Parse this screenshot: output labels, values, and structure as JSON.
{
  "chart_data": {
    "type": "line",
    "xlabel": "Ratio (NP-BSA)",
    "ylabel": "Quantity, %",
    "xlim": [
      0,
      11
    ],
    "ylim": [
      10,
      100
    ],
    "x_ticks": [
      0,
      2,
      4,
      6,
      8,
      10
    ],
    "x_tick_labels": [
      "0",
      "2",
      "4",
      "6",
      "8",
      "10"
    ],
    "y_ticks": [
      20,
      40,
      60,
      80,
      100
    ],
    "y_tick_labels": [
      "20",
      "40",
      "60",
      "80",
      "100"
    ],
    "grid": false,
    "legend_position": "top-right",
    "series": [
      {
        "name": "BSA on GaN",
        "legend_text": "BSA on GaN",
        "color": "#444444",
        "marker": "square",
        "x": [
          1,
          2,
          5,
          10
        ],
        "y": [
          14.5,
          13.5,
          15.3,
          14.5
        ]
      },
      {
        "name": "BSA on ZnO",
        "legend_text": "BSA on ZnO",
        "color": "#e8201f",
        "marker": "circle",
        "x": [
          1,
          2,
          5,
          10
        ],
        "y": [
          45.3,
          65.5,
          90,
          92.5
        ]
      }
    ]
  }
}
****************************************
*INSTRUCTIONS FOR THE TASK*:
Repeat the records above exactly.

*SOLUTION FOR THIS PROBLEM*:
Parse this screenshot: output labels, values, and structure as JSON.
{
  "chart_data": {
    "type": "line",
    "xlabel": "Ratio (NP-BSA)",
    "ylabel": "Quantity, %",
    "xlim": [
      0,
      11
    ],
    "ylim": [
      10,
      100
    ],
    "x_ticks": [
      0,
      2,
      4,
      6,
      8,
      10
    ],
    "x_tick_labels": [
      "0",
      "2",
      "4",
      "6",
      "8",
      "10"
    ],
    "y_ticks": [
      20,
      40,
      60,
      80,
      100
    ],
    "y_tick_labels": [
      "20",
      "40",
      "60",
      "80",
      "100"
    ],
    "grid": false,
    "legend_position": "top-right",
    "series": [
      {
        "name": "BSA on GaN",
        "legend_text": "BSA on GaN",
        "color": "#444444",
        "marker": "square",
        "x": [
          1,
          2,
          5,
          10
        ],
        "y": [
          14.5,
          13.5,
          15.3,
          14.5
        ]
      },
      {
        "name": "BSA on ZnO",
        "legend_text": "BSA on ZnO",
        "color": "#e8201f",
        "marker": "circle",
        "x": [
          1,
          2,
          5,
          10
        ],
        "y": [
          45.3,
          65.5,
          90,
          92.5
        ]
      }
    ]
  }
}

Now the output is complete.